§ EXTRACTED MATERIAL:

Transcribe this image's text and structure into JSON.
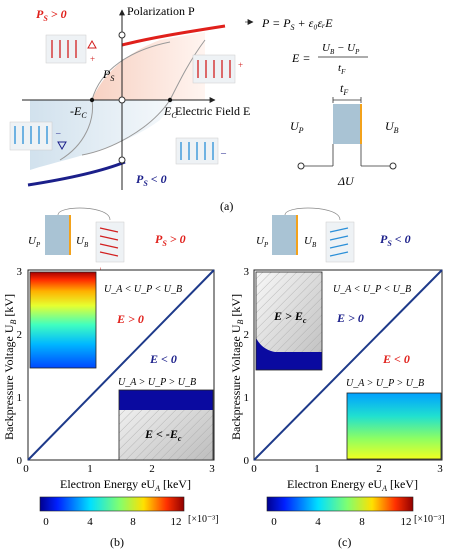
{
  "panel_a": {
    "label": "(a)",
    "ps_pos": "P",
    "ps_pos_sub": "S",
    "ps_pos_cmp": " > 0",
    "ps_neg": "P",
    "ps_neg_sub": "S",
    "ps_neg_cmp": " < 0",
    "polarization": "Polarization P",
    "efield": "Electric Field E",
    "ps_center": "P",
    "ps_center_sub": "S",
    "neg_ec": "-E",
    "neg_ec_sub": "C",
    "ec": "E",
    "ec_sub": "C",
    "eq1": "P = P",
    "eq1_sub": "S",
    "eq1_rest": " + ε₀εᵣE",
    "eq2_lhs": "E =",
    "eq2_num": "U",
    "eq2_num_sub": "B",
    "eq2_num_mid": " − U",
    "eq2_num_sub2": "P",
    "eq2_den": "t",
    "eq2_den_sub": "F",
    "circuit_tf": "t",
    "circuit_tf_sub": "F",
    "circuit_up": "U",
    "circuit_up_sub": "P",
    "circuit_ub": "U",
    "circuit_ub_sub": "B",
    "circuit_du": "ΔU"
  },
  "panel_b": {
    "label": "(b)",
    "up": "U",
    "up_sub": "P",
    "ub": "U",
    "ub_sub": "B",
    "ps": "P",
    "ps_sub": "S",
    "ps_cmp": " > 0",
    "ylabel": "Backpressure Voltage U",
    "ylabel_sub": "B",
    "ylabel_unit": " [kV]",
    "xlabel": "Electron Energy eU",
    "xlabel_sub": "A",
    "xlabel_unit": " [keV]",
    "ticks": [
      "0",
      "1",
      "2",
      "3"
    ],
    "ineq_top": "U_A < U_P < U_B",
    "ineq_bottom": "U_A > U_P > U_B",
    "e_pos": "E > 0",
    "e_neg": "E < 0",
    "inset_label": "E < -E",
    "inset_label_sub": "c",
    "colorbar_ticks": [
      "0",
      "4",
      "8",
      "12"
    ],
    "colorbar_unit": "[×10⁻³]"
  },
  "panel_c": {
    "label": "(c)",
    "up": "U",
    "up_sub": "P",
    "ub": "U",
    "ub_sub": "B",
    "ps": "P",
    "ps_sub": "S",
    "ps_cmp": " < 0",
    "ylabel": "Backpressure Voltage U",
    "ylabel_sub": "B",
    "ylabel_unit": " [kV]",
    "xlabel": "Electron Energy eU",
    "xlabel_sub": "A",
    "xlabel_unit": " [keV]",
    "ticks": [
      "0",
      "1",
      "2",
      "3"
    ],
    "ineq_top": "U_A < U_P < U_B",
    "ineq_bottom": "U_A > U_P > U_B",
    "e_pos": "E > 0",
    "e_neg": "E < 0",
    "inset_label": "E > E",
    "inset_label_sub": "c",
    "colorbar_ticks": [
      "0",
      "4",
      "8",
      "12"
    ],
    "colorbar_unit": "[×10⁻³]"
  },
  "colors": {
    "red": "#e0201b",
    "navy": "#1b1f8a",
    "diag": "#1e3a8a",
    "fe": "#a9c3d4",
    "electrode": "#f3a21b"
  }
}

§ PROBLEM STATEMENT: Leave out the pictures and transcribe the entries above exactly.

§ OUTPUT:
Transcribe this image's text and structure into JSON.
{
  "panel_a": {
    "label": "(a)",
    "ps_pos": "P",
    "ps_pos_sub": "S",
    "ps_pos_cmp": " > 0",
    "ps_neg": "P",
    "ps_neg_sub": "S",
    "ps_neg_cmp": " < 0",
    "polarization": "Polarization P",
    "efield": "Electric Field E",
    "ps_center": "P",
    "ps_center_sub": "S",
    "neg_ec": "-E",
    "neg_ec_sub": "C",
    "ec": "E",
    "ec_sub": "C",
    "eq1": "P = P",
    "eq1_sub": "S",
    "eq1_rest": " + ε₀εᵣE",
    "eq2_lhs": "E =",
    "eq2_num": "U",
    "eq2_num_sub": "B",
    "eq2_num_mid": " − U",
    "eq2_num_sub2": "P",
    "eq2_den": "t",
    "eq2_den_sub": "F",
    "circuit_tf": "t",
    "circuit_tf_sub": "F",
    "circuit_up": "U",
    "circuit_up_sub": "P",
    "circuit_ub": "U",
    "circuit_ub_sub": "B",
    "circuit_du": "ΔU"
  },
  "panel_b": {
    "label": "(b)",
    "up": "U",
    "up_sub": "P",
    "ub": "U",
    "ub_sub": "B",
    "ps": "P",
    "ps_sub": "S",
    "ps_cmp": " > 0",
    "ylabel": "Backpressure Voltage U",
    "ylabel_sub": "B",
    "ylabel_unit": " [kV]",
    "xlabel": "Electron Energy eU",
    "xlabel_sub": "A",
    "xlabel_unit": " [keV]",
    "ticks": [
      "0",
      "1",
      "2",
      "3"
    ],
    "ineq_top": "U_A < U_P < U_B",
    "ineq_bottom": "U_A > U_P > U_B",
    "e_pos": "E > 0",
    "e_neg": "E < 0",
    "inset_label": "E < -E",
    "inset_label_sub": "c",
    "colorbar_ticks": [
      "0",
      "4",
      "8",
      "12"
    ],
    "colorbar_unit": "[×10⁻³]"
  },
  "panel_c": {
    "label": "(c)",
    "up": "U",
    "up_sub": "P",
    "ub": "U",
    "ub_sub": "B",
    "ps": "P",
    "ps_sub": "S",
    "ps_cmp": " < 0",
    "ylabel": "Backpressure Voltage U",
    "ylabel_sub": "B",
    "ylabel_unit": " [kV]",
    "xlabel": "Electron Energy eU",
    "xlabel_sub": "A",
    "xlabel_unit": " [keV]",
    "ticks": [
      "0",
      "1",
      "2",
      "3"
    ],
    "ineq_top": "U_A < U_P < U_B",
    "ineq_bottom": "U_A > U_P > U_B",
    "e_pos": "E > 0",
    "e_neg": "E < 0",
    "inset_label": "E > E",
    "inset_label_sub": "c",
    "colorbar_ticks": [
      "0",
      "4",
      "8",
      "12"
    ],
    "colorbar_unit": "[×10⁻³]"
  },
  "colors": {
    "red": "#e0201b",
    "navy": "#1b1f8a",
    "diag": "#1e3a8a",
    "fe": "#a9c3d4",
    "electrode": "#f3a21b"
  }
}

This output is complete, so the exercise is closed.